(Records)

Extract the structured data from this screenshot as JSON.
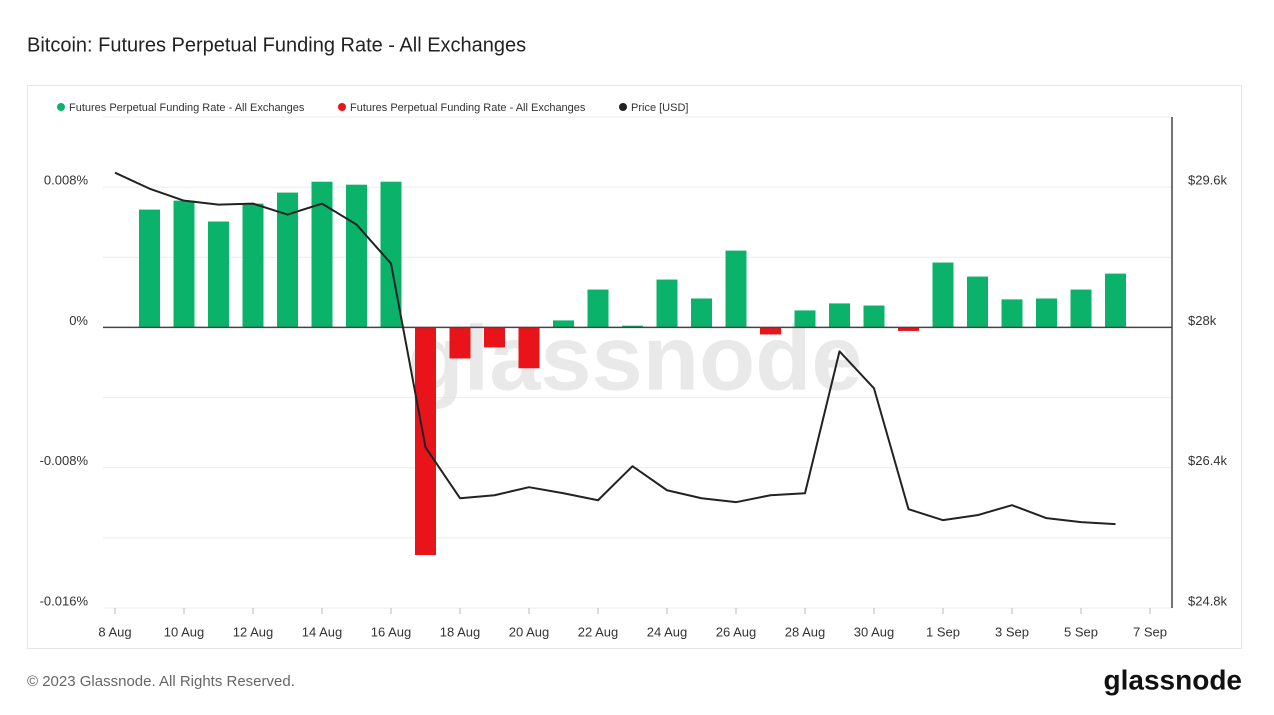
{
  "chart_data": {
    "type": "bar",
    "title": "Bitcoin: Futures Perpetual Funding Rate - All Exchanges",
    "watermark": "glassnode",
    "footer": "© 2023 Glassnode. All Rights Reserved.",
    "logo": "glassnode",
    "x": [
      "8 Aug",
      "9 Aug",
      "10 Aug",
      "11 Aug",
      "12 Aug",
      "13 Aug",
      "14 Aug",
      "15 Aug",
      "16 Aug",
      "17 Aug",
      "18 Aug",
      "19 Aug",
      "20 Aug",
      "21 Aug",
      "22 Aug",
      "23 Aug",
      "24 Aug",
      "25 Aug",
      "26 Aug",
      "27 Aug",
      "28 Aug",
      "29 Aug",
      "30 Aug",
      "31 Aug",
      "1 Sep",
      "2 Sep",
      "3 Sep",
      "4 Sep",
      "5 Sep",
      "6 Sep"
    ],
    "xticks": [
      "8 Aug",
      "10 Aug",
      "12 Aug",
      "14 Aug",
      "16 Aug",
      "18 Aug",
      "20 Aug",
      "22 Aug",
      "24 Aug",
      "26 Aug",
      "28 Aug",
      "30 Aug",
      "1 Sep",
      "3 Sep",
      "5 Sep",
      "7 Sep"
    ],
    "series": [
      {
        "name": "Futures Perpetual Funding Rate - All Exchanges",
        "color": "#0bb36a",
        "type": "bar",
        "values": [
          null,
          0.00672,
          0.00723,
          0.00604,
          0.00706,
          0.00769,
          0.00831,
          0.00814,
          0.00831,
          null,
          null,
          null,
          null,
          0.0004,
          0.00216,
          0.0001,
          0.00273,
          0.00165,
          0.00438,
          null,
          0.00097,
          0.00137,
          0.00125,
          null,
          0.0037,
          0.0029,
          0.0016,
          0.00165,
          0.00216,
          0.00307
        ]
      },
      {
        "name": "Futures Perpetual Funding Rate - All Exchanges",
        "color": "#e8141a",
        "type": "bar",
        "values": [
          null,
          null,
          null,
          null,
          null,
          null,
          null,
          null,
          null,
          -0.01298,
          -0.00177,
          -0.00114,
          -0.00233,
          null,
          null,
          null,
          null,
          null,
          null,
          -0.0004,
          null,
          null,
          null,
          -0.0002,
          null,
          null,
          null,
          null,
          null,
          null
        ]
      },
      {
        "name": "Price [USD]",
        "color": "#222222",
        "type": "line",
        "axis": "y2",
        "values": [
          29765,
          29583,
          29446,
          29401,
          29412,
          29287,
          29412,
          29173,
          28729,
          26633,
          26052,
          26086,
          26178,
          26109,
          26029,
          26417,
          26143,
          26052,
          26007,
          26086,
          26109,
          27727,
          27305,
          25927,
          25802,
          25859,
          25973,
          25825,
          25779,
          25756
        ]
      }
    ],
    "ylim": [
      -0.016,
      0.012
    ],
    "yticks": [
      {
        "value": -0.016,
        "label": "-0.016%"
      },
      {
        "value": -0.008,
        "label": "-0.008%"
      },
      {
        "value": 0,
        "label": "0%"
      },
      {
        "value": 0.008,
        "label": "0.008%"
      }
    ],
    "ygrid": [
      -0.012,
      -0.004,
      0.004,
      0.012
    ],
    "y2lim": [
      24800,
      30400
    ],
    "y2ticks": [
      {
        "value": 24800,
        "label": "$24.8k"
      },
      {
        "value": 26400,
        "label": "$26.4k"
      },
      {
        "value": 28000,
        "label": "$28k"
      },
      {
        "value": 29600,
        "label": "$29.6k"
      }
    ],
    "grid": true
  }
}
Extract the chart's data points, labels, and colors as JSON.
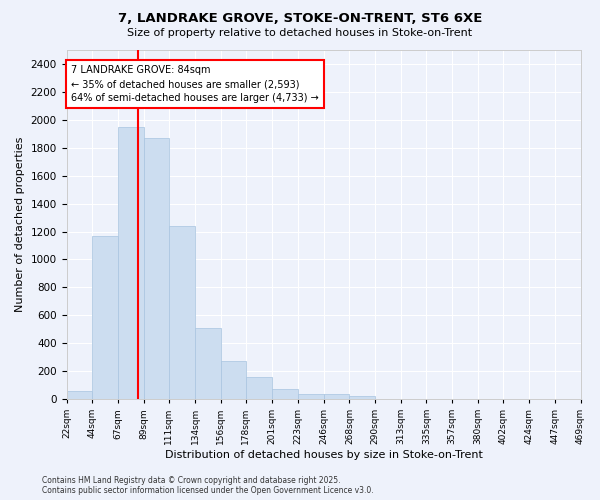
{
  "title_line1": "7, LANDRAKE GROVE, STOKE-ON-TRENT, ST6 6XE",
  "title_line2": "Size of property relative to detached houses in Stoke-on-Trent",
  "xlabel": "Distribution of detached houses by size in Stoke-on-Trent",
  "ylabel": "Number of detached properties",
  "bin_labels": [
    "22sqm",
    "44sqm",
    "67sqm",
    "89sqm",
    "111sqm",
    "134sqm",
    "156sqm",
    "178sqm",
    "201sqm",
    "223sqm",
    "246sqm",
    "268sqm",
    "290sqm",
    "313sqm",
    "335sqm",
    "357sqm",
    "380sqm",
    "402sqm",
    "424sqm",
    "447sqm",
    "469sqm"
  ],
  "bin_left_edges": [
    22,
    44,
    67,
    89,
    111,
    134,
    156,
    178,
    201,
    223,
    246,
    268,
    290,
    313,
    335,
    357,
    380,
    402,
    424,
    447
  ],
  "bin_right_edges": [
    44,
    67,
    89,
    111,
    134,
    156,
    178,
    201,
    223,
    246,
    268,
    290,
    313,
    335,
    357,
    380,
    402,
    424,
    447,
    469
  ],
  "bar_heights": [
    55,
    1170,
    1950,
    1870,
    1240,
    510,
    270,
    155,
    75,
    35,
    35,
    25,
    0,
    0,
    0,
    0,
    0,
    0,
    0,
    0
  ],
  "bar_color": "#ccddf0",
  "bar_edge_color": "#a8c4e0",
  "property_line_x": 84,
  "annotation_text": "7 LANDRAKE GROVE: 84sqm\n← 35% of detached houses are smaller (2,593)\n64% of semi-detached houses are larger (4,733) →",
  "ylim": [
    0,
    2500
  ],
  "yticks": [
    0,
    200,
    400,
    600,
    800,
    1000,
    1200,
    1400,
    1600,
    1800,
    2000,
    2200,
    2400
  ],
  "footer1": "Contains HM Land Registry data © Crown copyright and database right 2025.",
  "footer2": "Contains public sector information licensed under the Open Government Licence v3.0.",
  "bg_color": "#eef2fb"
}
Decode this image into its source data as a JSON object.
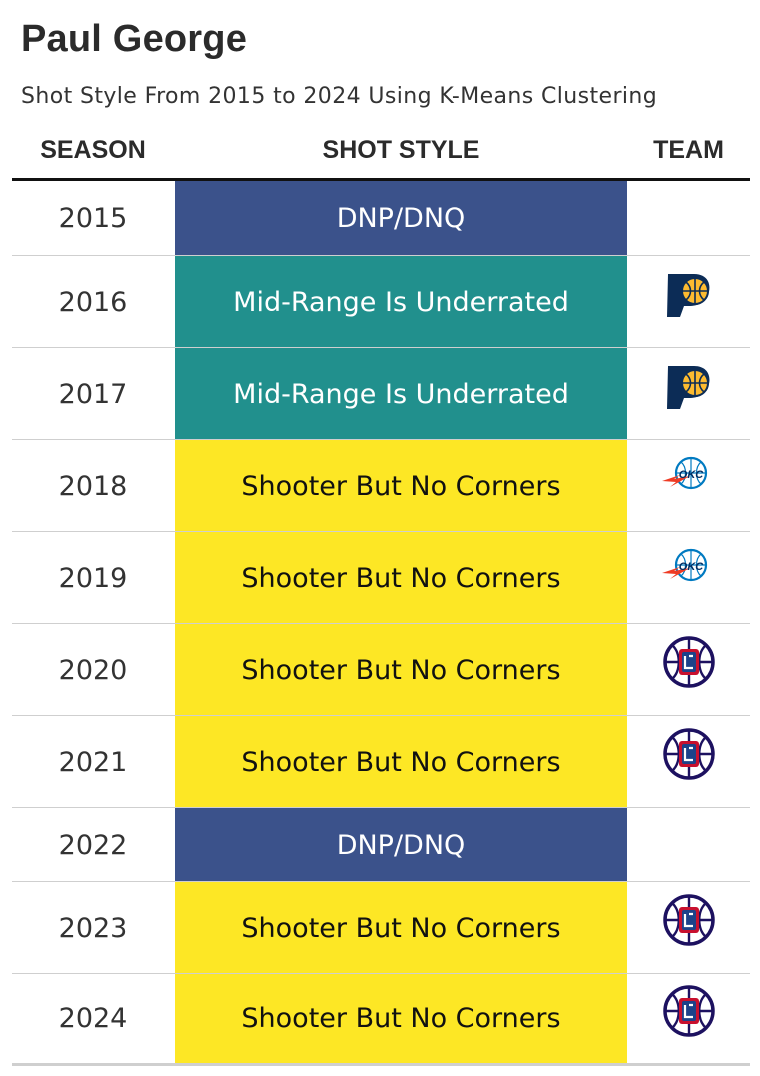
{
  "title": "Paul George",
  "subtitle": "Shot Style From 2015 to 2024 Using K-Means Clustering",
  "headers": {
    "season": "SEASON",
    "shot_style": "SHOT STYLE",
    "team": "TEAM"
  },
  "colors": {
    "DNP/DNQ": "#3b528b",
    "Mid-Range Is Underrated": "#21908d",
    "Shooter But No Corners": "#fde725"
  },
  "text_colors": {
    "DNP/DNQ": "#ffffff",
    "Mid-Range Is Underrated": "#ffffff",
    "Shooter But No Corners": "#111111"
  },
  "chart_data": {
    "type": "table",
    "title": "Paul George",
    "subtitle": "Shot Style From 2015 to 2024 Using K-Means Clustering",
    "columns": [
      "SEASON",
      "SHOT STYLE",
      "TEAM"
    ],
    "rows": [
      {
        "season": "2015",
        "style": "DNP/DNQ",
        "team_icon": ""
      },
      {
        "season": "2016",
        "style": "Mid-Range Is Underrated",
        "team_icon": "pacers-logo-icon"
      },
      {
        "season": "2017",
        "style": "Mid-Range Is Underrated",
        "team_icon": "pacers-logo-icon"
      },
      {
        "season": "2018",
        "style": "Shooter But No Corners",
        "team_icon": "thunder-logo-icon"
      },
      {
        "season": "2019",
        "style": "Shooter But No Corners",
        "team_icon": "thunder-logo-icon"
      },
      {
        "season": "2020",
        "style": "Shooter But No Corners",
        "team_icon": "clippers-logo-icon"
      },
      {
        "season": "2021",
        "style": "Shooter But No Corners",
        "team_icon": "clippers-logo-icon"
      },
      {
        "season": "2022",
        "style": "DNP/DNQ",
        "team_icon": ""
      },
      {
        "season": "2023",
        "style": "Shooter But No Corners",
        "team_icon": "clippers-logo-icon"
      },
      {
        "season": "2024",
        "style": "Shooter But No Corners",
        "team_icon": "clippers-logo-icon"
      }
    ]
  }
}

TASK GOAL:
Leaving out the pictures, repeat the data above exactly.

WORKED SOLUTION:
Extract the structured data from this screenshot as JSON.
{
  "chart_data": {
    "type": "bar",
    "title": "Bitcoin: Futures Perpetual Funding Rate - All Exchanges",
    "watermark": "glassnode",
    "footer": "© 2023 Glassnode. All Rights Reserved.",
    "logo": "glassnode",
    "x": [
      "8 Aug",
      "9 Aug",
      "10 Aug",
      "11 Aug",
      "12 Aug",
      "13 Aug",
      "14 Aug",
      "15 Aug",
      "16 Aug",
      "17 Aug",
      "18 Aug",
      "19 Aug",
      "20 Aug",
      "21 Aug",
      "22 Aug",
      "23 Aug",
      "24 Aug",
      "25 Aug",
      "26 Aug",
      "27 Aug",
      "28 Aug",
      "29 Aug",
      "30 Aug",
      "31 Aug",
      "1 Sep",
      "2 Sep",
      "3 Sep",
      "4 Sep",
      "5 Sep",
      "6 Sep"
    ],
    "xticks": [
      "8 Aug",
      "10 Aug",
      "12 Aug",
      "14 Aug",
      "16 Aug",
      "18 Aug",
      "20 Aug",
      "22 Aug",
      "24 Aug",
      "26 Aug",
      "28 Aug",
      "30 Aug",
      "1 Sep",
      "3 Sep",
      "5 Sep",
      "7 Sep"
    ],
    "series": [
      {
        "name": "Futures Perpetual Funding Rate - All Exchanges",
        "color": "#0bb36a",
        "type": "bar",
        "values": [
          null,
          0.00672,
          0.00723,
          0.00604,
          0.00706,
          0.00769,
          0.00831,
          0.00814,
          0.00831,
          null,
          null,
          null,
          null,
          0.0004,
          0.00216,
          0.0001,
          0.00273,
          0.00165,
          0.00438,
          null,
          0.00097,
          0.00137,
          0.00125,
          null,
          0.0037,
          0.0029,
          0.0016,
          0.00165,
          0.00216,
          0.00307
        ]
      },
      {
        "name": "Futures Perpetual Funding Rate - All Exchanges",
        "color": "#e8141a",
        "type": "bar",
        "values": [
          null,
          null,
          null,
          null,
          null,
          null,
          null,
          null,
          null,
          -0.01298,
          -0.00177,
          -0.00114,
          -0.00233,
          null,
          null,
          null,
          null,
          null,
          null,
          -0.0004,
          null,
          null,
          null,
          -0.0002,
          null,
          null,
          null,
          null,
          null,
          null
        ]
      },
      {
        "name": "Price [USD]",
        "color": "#222222",
        "type": "line",
        "axis": "y2",
        "values": [
          29765,
          29583,
          29446,
          29401,
          29412,
          29287,
          29412,
          29173,
          28729,
          26633,
          26052,
          26086,
          26178,
          26109,
          26029,
          26417,
          26143,
          26052,
          26007,
          26086,
          26109,
          27727,
          27305,
          25927,
          25802,
          25859,
          25973,
          25825,
          25779,
          25756
        ]
      }
    ],
    "ylim": [
      -0.016,
      0.012
    ],
    "yticks": [
      {
        "value": -0.016,
        "label": "-0.016%"
      },
      {
        "value": -0.008,
        "label": "-0.008%"
      },
      {
        "value": 0,
        "label": "0%"
      },
      {
        "value": 0.008,
        "label": "0.008%"
      }
    ],
    "ygrid": [
      -0.012,
      -0.004,
      0.004,
      0.012
    ],
    "y2lim": [
      24800,
      30400
    ],
    "y2ticks": [
      {
        "value": 24800,
        "label": "$24.8k"
      },
      {
        "value": 26400,
        "label": "$26.4k"
      },
      {
        "value": 28000,
        "label": "$28k"
      },
      {
        "value": 29600,
        "label": "$29.6k"
      }
    ],
    "grid": true
  }
}
Extract the chart's data points, labels, and colors as JSON.
{
  "title_line1": "7, LANDRAKE GROVE, STOKE-ON-TRENT, ST6 6XE",
  "title_line2": "Size of property relative to detached houses in Stoke-on-Trent",
  "xlabel": "Distribution of detached houses by size in Stoke-on-Trent",
  "ylabel": "Number of detached properties",
  "bin_labels": [
    "22sqm",
    "44sqm",
    "67sqm",
    "89sqm",
    "111sqm",
    "134sqm",
    "156sqm",
    "178sqm",
    "201sqm",
    "223sqm",
    "246sqm",
    "268sqm",
    "290sqm",
    "313sqm",
    "335sqm",
    "357sqm",
    "380sqm",
    "402sqm",
    "424sqm",
    "447sqm",
    "469sqm"
  ],
  "bin_left_edges": [
    22,
    44,
    67,
    89,
    111,
    134,
    156,
    178,
    201,
    223,
    246,
    268,
    290,
    313,
    335,
    357,
    380,
    402,
    424,
    447
  ],
  "bin_right_edges": [
    44,
    67,
    89,
    111,
    134,
    156,
    178,
    201,
    223,
    246,
    268,
    290,
    313,
    335,
    357,
    380,
    402,
    424,
    447,
    469
  ],
  "bar_heights": [
    55,
    1170,
    1950,
    1870,
    1240,
    510,
    270,
    155,
    75,
    35,
    35,
    25,
    0,
    0,
    0,
    0,
    0,
    0,
    0,
    0
  ],
  "bar_color": "#ccddf0",
  "bar_edge_color": "#a8c4e0",
  "property_line_x": 84,
  "annotation_text": "7 LANDRAKE GROVE: 84sqm\n← 35% of detached houses are smaller (2,593)\n64% of semi-detached houses are larger (4,733) →",
  "ylim": [
    0,
    2500
  ],
  "yticks": [
    0,
    200,
    400,
    600,
    800,
    1000,
    1200,
    1400,
    1600,
    1800,
    2000,
    2200,
    2400
  ],
  "footer1": "Contains HM Land Registry data © Crown copyright and database right 2025.",
  "footer2": "Contains public sector information licensed under the Open Government Licence v3.0.",
  "bg_color": "#eef2fb"
}
Decode this image into its source data as a JSON object.
{
  "title": "Paul George",
  "subtitle": "Shot Style From 2015 to 2024 Using K-Means Clustering",
  "headers": {
    "season": "SEASON",
    "shot_style": "SHOT STYLE",
    "team": "TEAM"
  },
  "colors": {
    "DNP/DNQ": "#3b528b",
    "Mid-Range Is Underrated": "#21908d",
    "Shooter But No Corners": "#fde725"
  },
  "text_colors": {
    "DNP/DNQ": "#ffffff",
    "Mid-Range Is Underrated": "#ffffff",
    "Shooter But No Corners": "#111111"
  },
  "chart_data": {
    "type": "table",
    "title": "Paul George",
    "subtitle": "Shot Style From 2015 to 2024 Using K-Means Clustering",
    "columns": [
      "SEASON",
      "SHOT STYLE",
      "TEAM"
    ],
    "rows": [
      {
        "season": "2015",
        "style": "DNP/DNQ",
        "team_icon": ""
      },
      {
        "season": "2016",
        "style": "Mid-Range Is Underrated",
        "team_icon": "pacers-logo-icon"
      },
      {
        "season": "2017",
        "style": "Mid-Range Is Underrated",
        "team_icon": "pacers-logo-icon"
      },
      {
        "season": "2018",
        "style": "Shooter But No Corners",
        "team_icon": "thunder-logo-icon"
      },
      {
        "season": "2019",
        "style": "Shooter But No Corners",
        "team_icon": "thunder-logo-icon"
      },
      {
        "season": "2020",
        "style": "Shooter But No Corners",
        "team_icon": "clippers-logo-icon"
      },
      {
        "season": "2021",
        "style": "Shooter But No Corners",
        "team_icon": "clippers-logo-icon"
      },
      {
        "season": "2022",
        "style": "DNP/DNQ",
        "team_icon": ""
      },
      {
        "season": "2023",
        "style": "Shooter But No Corners",
        "team_icon": "clippers-logo-icon"
      },
      {
        "season": "2024",
        "style": "Shooter But No Corners",
        "team_icon": "clippers-logo-icon"
      }
    ]
  }
}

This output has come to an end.